OBJECTIVE A: In the forum thread about the Onkyo power cord, update the passage starting with "It would be" and going on through "separate ground anyways.", writing "Yamaha" in place of "Marantz".

# Need help with Onkyo TX-SR875 power cord



## Vudu (Jul 24, 2011)

Hey all,

I've got a super-newbie question:

I'm trying to create a manageable solution for installing my Onkyo TX-SR875 receiver into a specially constructed cabinet. The problem I've encountered is that the receiver's power cord is just too short for what I'm trying to do (looks to be 6' long).

I've been trying to find a replacement cord that is 9' - 10' long but everything I find features a 3 prong female end / 3 prong male end to the wall outlet. The receiver has a 2 prong female end cord (please pardon my lack of tech knowledge regarding the proper model/type names of the cable ends).

It would be greatly appreciated if anyone could direct me to a source for the longer power cord I seek. Any FYI regarding proper nomenclature would be greatly appreciated as well.

Cheers!


----------



## Anthony (Oct 5, 2006)

You are looking for an IEC C17 connector. http://en.wikipedia.org/wiki/IEC_60320. I'm making an assumption that this is what your receiver connector looks like, but my Marantz is the same way.

The IEC 60320 covers all the common household power cords. You are correct, the 3 prong is the most common. In some cases, the three prong will fit in the two prong socket, it's just the 3rd prong (ground) won't grab anything. This is okay, as the regular two prong cord wouldn't have a separate ground anyways.

I've read that some people run into those connectors that are just a tad off and won't fit. If you have an extra 3 prong laying around, you might want to try it and then get a longer version of that.

Else, look for a C17 power cord in the length you need. It will definitely be rarer (and possibly more expensive). Hopefully the 3 prong will still work for you.

Good luck.


----------



## Vudu (Jul 24, 2011)

Anthony,

Many thanks! That is exactly the info I was hoping to learn. Now I can actually search the marketplace for the proper item. Can't wait to get everything put together properly.

Cheers!


----------

LISTED ENTRIES:
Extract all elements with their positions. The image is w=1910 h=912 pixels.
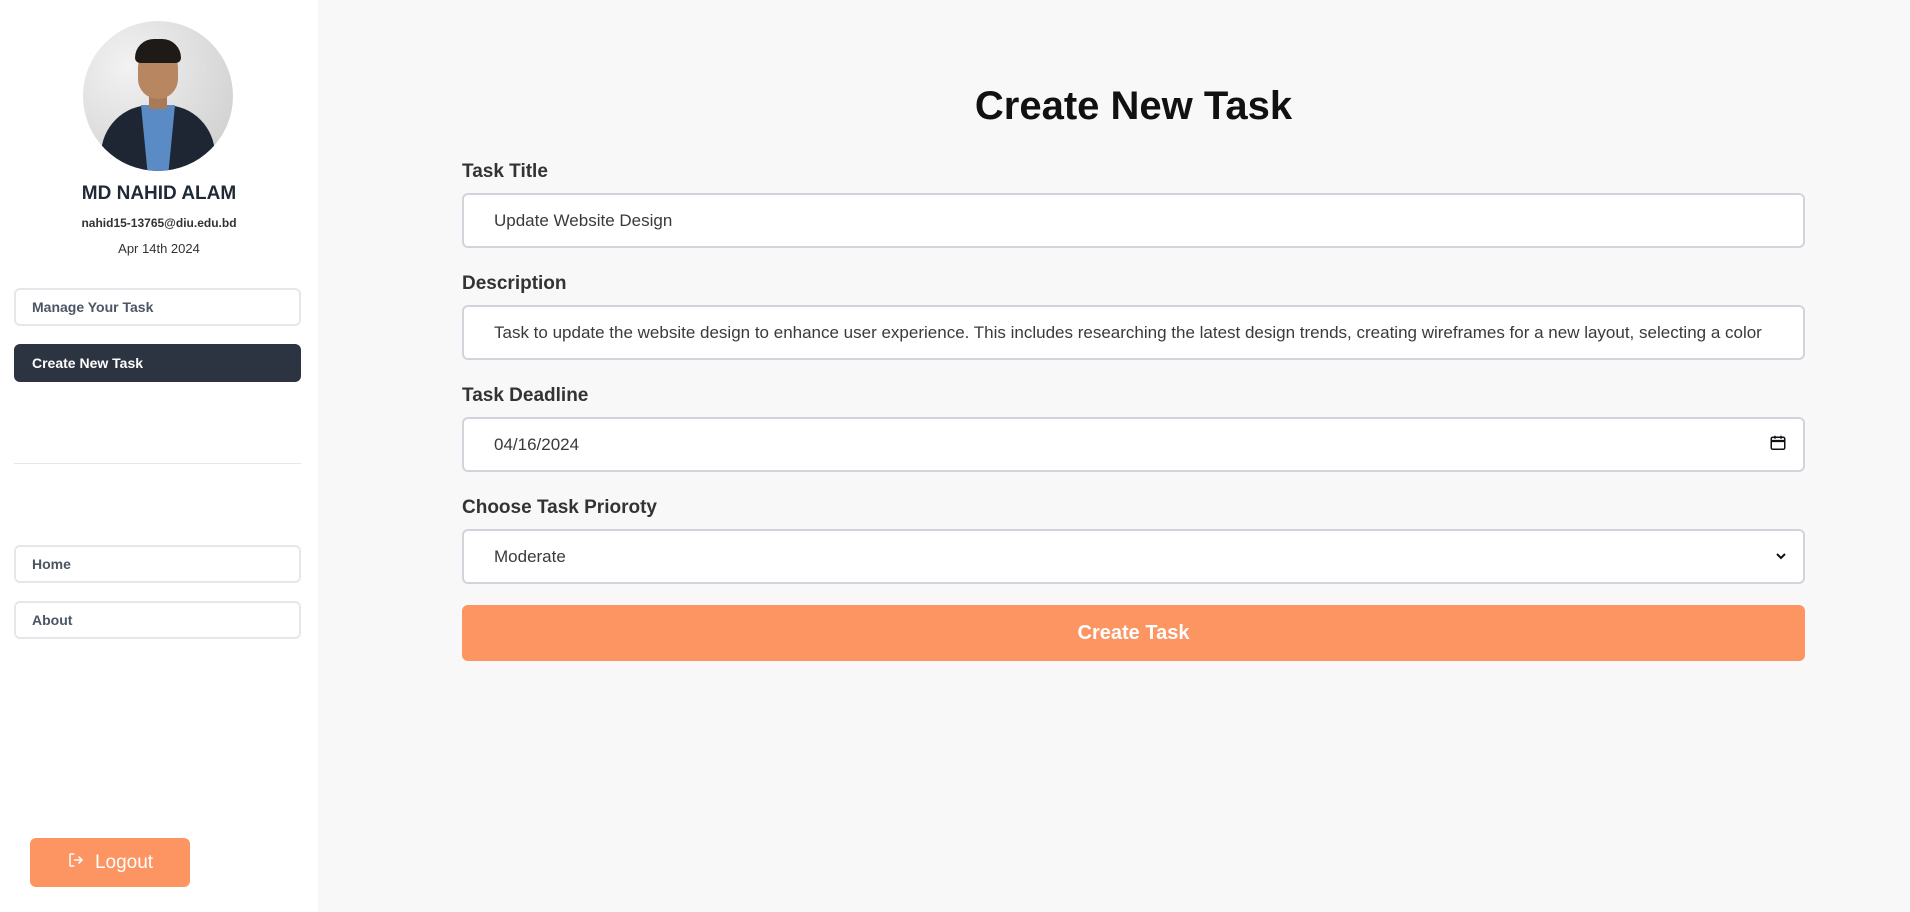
sidebar-divider [14, 463, 301, 464]
calendar-icon[interactable] [1769, 433, 1787, 456]
sidebar-item-about[interactable]: About [14, 601, 301, 639]
description-label: Description [462, 273, 567, 294]
deadline-date-input[interactable]: 04/16/2024 [462, 417, 1805, 472]
priority-label: Choose Task Prioroty [462, 497, 657, 518]
priority-select[interactable]: Moderate [462, 529, 1805, 584]
logout-button[interactable]: Logout [30, 838, 190, 887]
logout-icon [67, 851, 85, 875]
avatar [83, 21, 233, 171]
task-title-input[interactable]: Update Website Design [462, 193, 1805, 248]
sidebar-item-home[interactable]: Home [14, 545, 301, 583]
deadline-label: Task Deadline [462, 385, 589, 406]
profile-name: MD NAHID ALAM [81, 183, 237, 204]
task-title-value: Update Website Design [494, 210, 673, 230]
profile-date: Apr 14th 2024 [118, 241, 200, 256]
sidebar: MD NAHID ALAM nahid15-13765@diu.edu.bd A… [0, 0, 318, 912]
task-title-label: Task Title [462, 161, 548, 182]
description-input[interactable]: Task to update the website design to enh… [462, 305, 1805, 360]
chevron-down-icon [1775, 547, 1787, 567]
deadline-value: 04/16/2024 [494, 434, 580, 454]
logout-label: Logout [94, 851, 154, 873]
sidebar-item-create-new-task[interactable]: Create New Task [14, 344, 301, 382]
create-task-button[interactable]: Create Task [462, 605, 1805, 661]
page-title: Create New Task [974, 84, 1293, 128]
description-value: Task to update the website design to enh… [494, 322, 1762, 342]
sidebar-item-manage-your-task[interactable]: Manage Your Task [14, 288, 301, 326]
profile-email: nahid15-13765@diu.edu.bd [81, 216, 237, 230]
priority-value: Moderate [494, 546, 566, 566]
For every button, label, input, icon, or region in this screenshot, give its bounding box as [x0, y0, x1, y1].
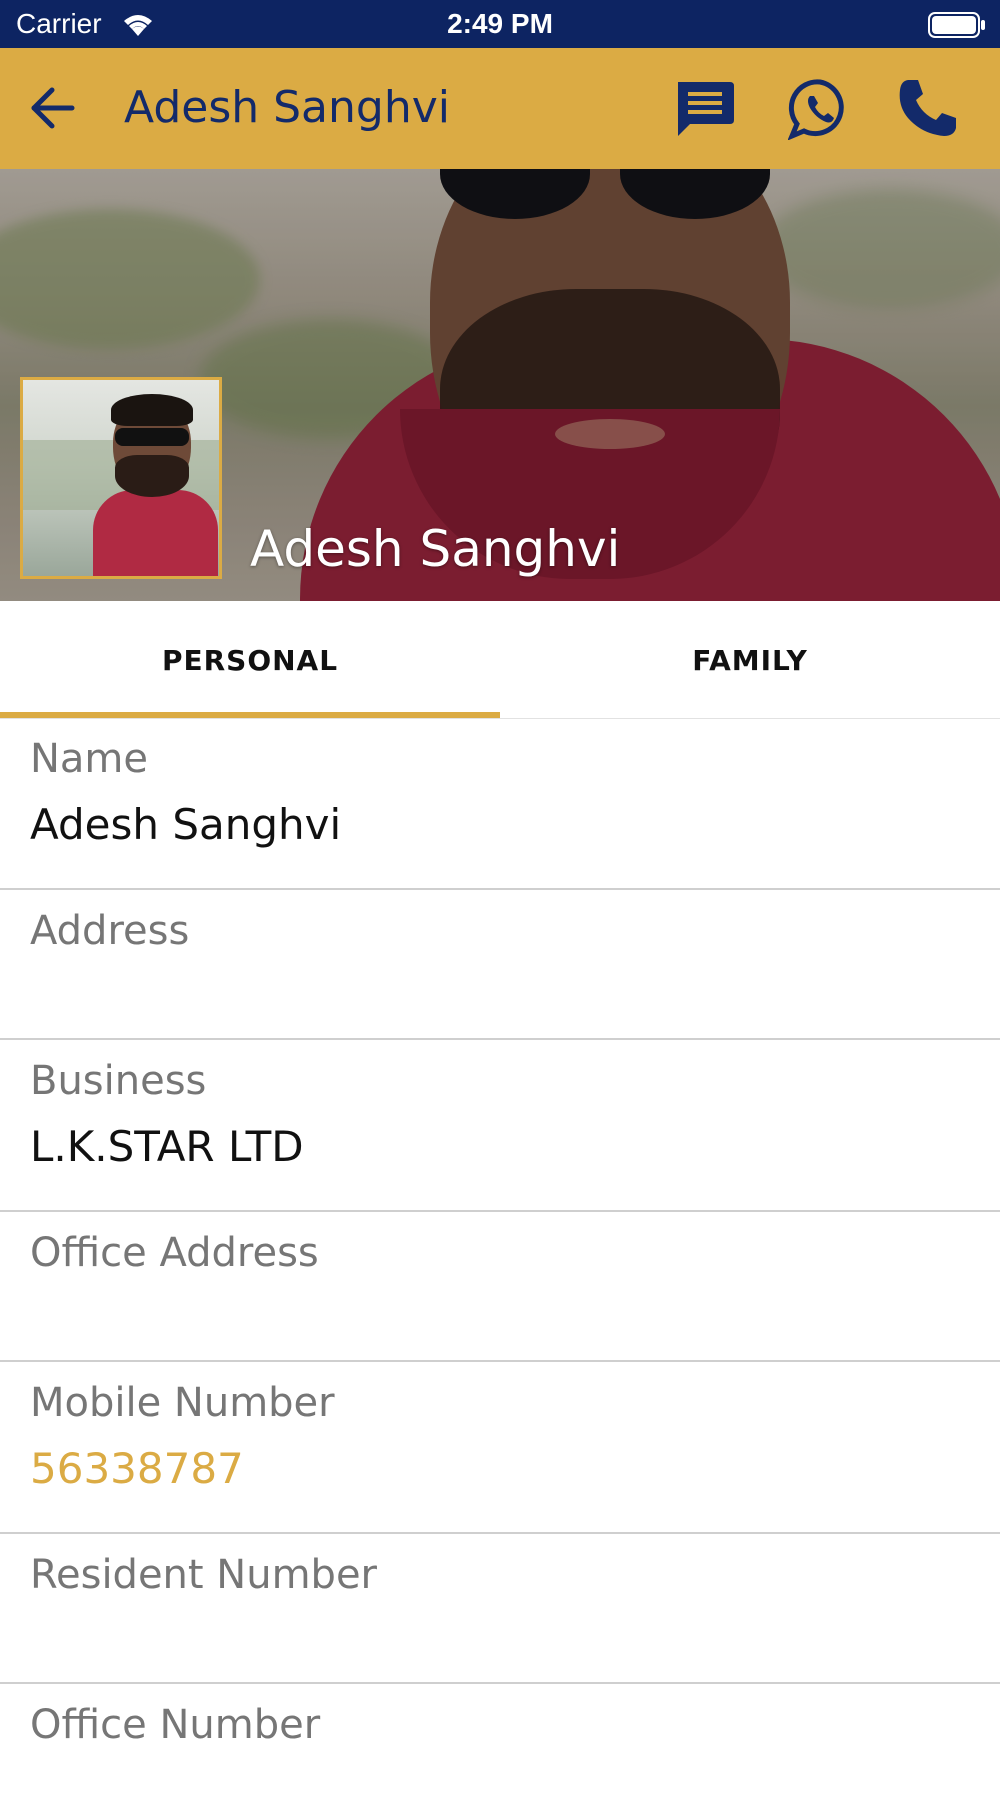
office-address-label: Office Address	[30, 1230, 319, 1276]
resident-number-label: Resident Number	[30, 1552, 377, 1598]
mobile-number-label: Mobile Number	[30, 1380, 335, 1426]
office-address-field: Office Address	[0, 1212, 1000, 1362]
page-title: Adesh Sanghvi	[124, 82, 450, 133]
back-icon[interactable]	[28, 86, 76, 134]
tab-personal[interactable]: PERSONAL	[0, 601, 500, 718]
business-value: L.K.STAR LTD	[30, 1122, 304, 1171]
profile-name: Adesh Sanghvi	[250, 520, 621, 578]
status-time: 2:49 PM	[447, 8, 553, 39]
message-icon[interactable]	[672, 78, 736, 144]
office-number-label: Office Number	[30, 1702, 321, 1748]
tab-family[interactable]: FAMILY	[500, 601, 1000, 718]
name-value: Adesh Sanghvi	[30, 800, 342, 849]
app-bar: Adesh Sanghvi	[0, 48, 1000, 169]
phone-icon[interactable]	[896, 78, 958, 144]
mobile-number-link[interactable]: 56338787	[30, 1444, 244, 1493]
business-label: Business	[30, 1058, 207, 1104]
name-field: Name Adesh Sanghvi	[0, 718, 1000, 890]
business-field: Business L.K.STAR LTD	[0, 1040, 1000, 1212]
mobile-number-field: Mobile Number 56338787	[0, 1362, 1000, 1534]
address-field: Address	[0, 890, 1000, 1040]
name-label: Name	[30, 736, 149, 782]
office-number-field: Office Number	[0, 1684, 1000, 1804]
resident-number-field: Resident Number	[0, 1534, 1000, 1684]
status-bar: Carrier 2:49 PM	[0, 0, 1000, 48]
avatar[interactable]	[20, 377, 222, 579]
battery-icon	[928, 12, 986, 43]
tab-bar: PERSONAL FAMILY	[0, 601, 1000, 719]
whatsapp-icon[interactable]	[787, 78, 852, 144]
address-label: Address	[30, 908, 190, 954]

OBJECTIVE B: Recast the records as a numbered list, starting with the line with "1230, 319, 1276]" and going on through the end of the records, with blank lines left out.

TASK OUTPUT A:
It would be greatly appreciated if anyone could direct me to a source for the longer power cord I seek. Any FYI regarding proper nomenclature would be greatly appreciated as well.

Cheers!


----------



## Anthony (Oct 5, 2006)

You are looking for an IEC C17 connector. http://en.wikipedia.org/wiki/IEC_60320. I'm making an assumption that this is what your receiver connector looks like, but my Yamaha is the same way.

The IEC 60320 covers all the common household power cords. You are correct, the 3 prong is the most common. In some cases, the three prong will fit in the two prong socket, it's just the 3rd prong (ground) won't grab anything. This is okay, as the regular two prong cord wouldn't have a separate ground anyways.

TASK OUTPUT B:
1. office-address-label: Office Address	[30, 1230, 319, 1276]
2. resident-number-label: Resident Number	[30, 1552, 377, 1598]
3. mobile-number-label: Mobile Number	[30, 1380, 335, 1426]
4. office-address-field: Office Address	[0, 1212, 1000, 1362]
5. page-title: Adesh Sanghvi	[124, 82, 450, 133]
6. back-icon[interactable]	[28, 86, 76, 134]
7. tab-personal[interactable]: PERSONAL	[0, 601, 500, 718]
8. business-value: L.K.STAR LTD	[30, 1122, 304, 1171]
9. profile-name: Adesh Sanghvi	[250, 520, 621, 578]
10. status-time: 2:49 PM	[447, 8, 553, 39]
11. message-icon[interactable]	[672, 78, 736, 144]
12. office-number-label: Office Number	[30, 1702, 321, 1748]
13. tab-family[interactable]: FAMILY	[500, 601, 1000, 718]
14. name-value: Adesh Sanghvi	[30, 800, 342, 849]
15. app-bar: Adesh Sanghvi	[0, 48, 1000, 169]
16. phone-icon[interactable]	[896, 78, 958, 144]
17. mobile-number-link[interactable]: 56338787	[30, 1444, 244, 1493]
18. business-label: Business	[30, 1058, 207, 1104]
19. name-field: Name Adesh Sanghvi	[0, 718, 1000, 890]
20. business-field: Business L.K.STAR LTD	[0, 1040, 1000, 1212]
21. mobile-number-field: Mobile Number 56338787	[0, 1362, 1000, 1534]
22. address-field: Address	[0, 890, 1000, 1040]
23. name-label: Name	[30, 736, 149, 782]
24. office-number-field: Office Number	[0, 1684, 1000, 1804]
25. resident-number-field: Resident Number	[0, 1534, 1000, 1684]
26. status-bar: Carrier 2:49 PM	[0, 0, 1000, 48]
27. avatar[interactable]	[20, 377, 222, 579]
28. battery-icon	[928, 12, 986, 43]
29. tab-bar: PERSONAL FAMILY	[0, 601, 1000, 719]
30. whatsapp-icon[interactable]	[787, 78, 852, 144]
31. address-label: Address	[30, 908, 190, 954]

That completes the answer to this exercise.